Provided passage -
☆ ☆ ☆ ☆ ☆

5. Finally, there is the potential for the university to use Jerome as a platform for future development: Jerome already sits in a ‘suite’ of interconnecting innovative institutional web services (excuse the unintentional alliteration!) which include the Common Web Design presentation framework, Total ReCal space/time data, lncn.eu URL shortener and link proxy, a university-wide open data platform, and the Nucleus data storage layer. Just as each of these (notionally separate) services has facilitated the development of all the others, so it’s likely that Jerome will itself act as a catalyst for further innovation.

The Re-Architecting of Jerome

Posted on July 12th, 2011 by Nick Jackson

Over the past few days I’ve been doing some serious brain work about Jerome and how we best build our API layer to make it simultaneously awesomely cool and insanely fast whilst maintaining flexibility and clarity. Here’s the outcome.

☆ ☆ ☆ ☆ ☆

Source excerpt -
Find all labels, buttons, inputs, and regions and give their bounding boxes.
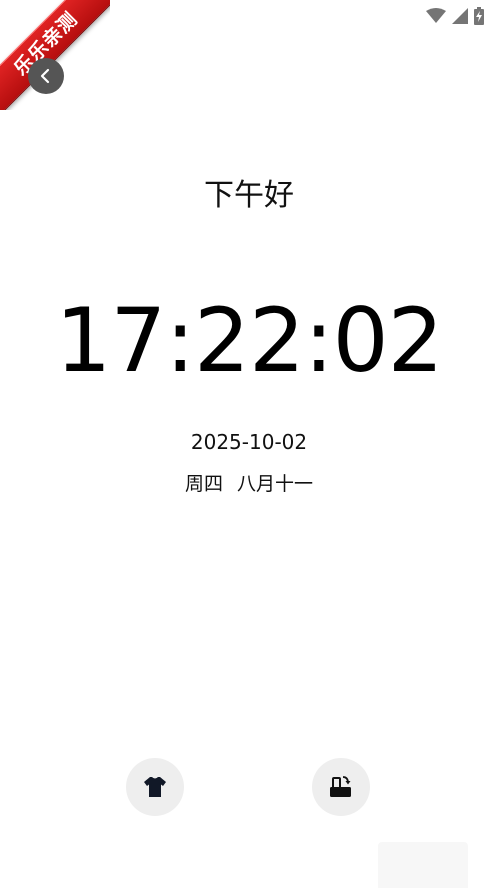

☆ ☆ ☆ ☆ ☆

Short task -
Can you condense the paragraph of the Jerome passage that begins "5. Finally, there is the potential" into a short bulleted list that keeps its main facts? The lines have nothing to do with the Jerome passage.

Solution below -
- The university could use Jerome as a platform for future development.
- Jerome already belongs to a suite of interconnecting institutional web services:
  - the Common Web Design presentation framework
  - Total ReCal space/time data
  - the lncn.eu URL shortener and link proxy
  - a university-wide open data platform
  - the Nucleus data storage layer
- Each of these services has helped the others develop.
- Jerome will likely act as a catalyst for further innovation in the same way.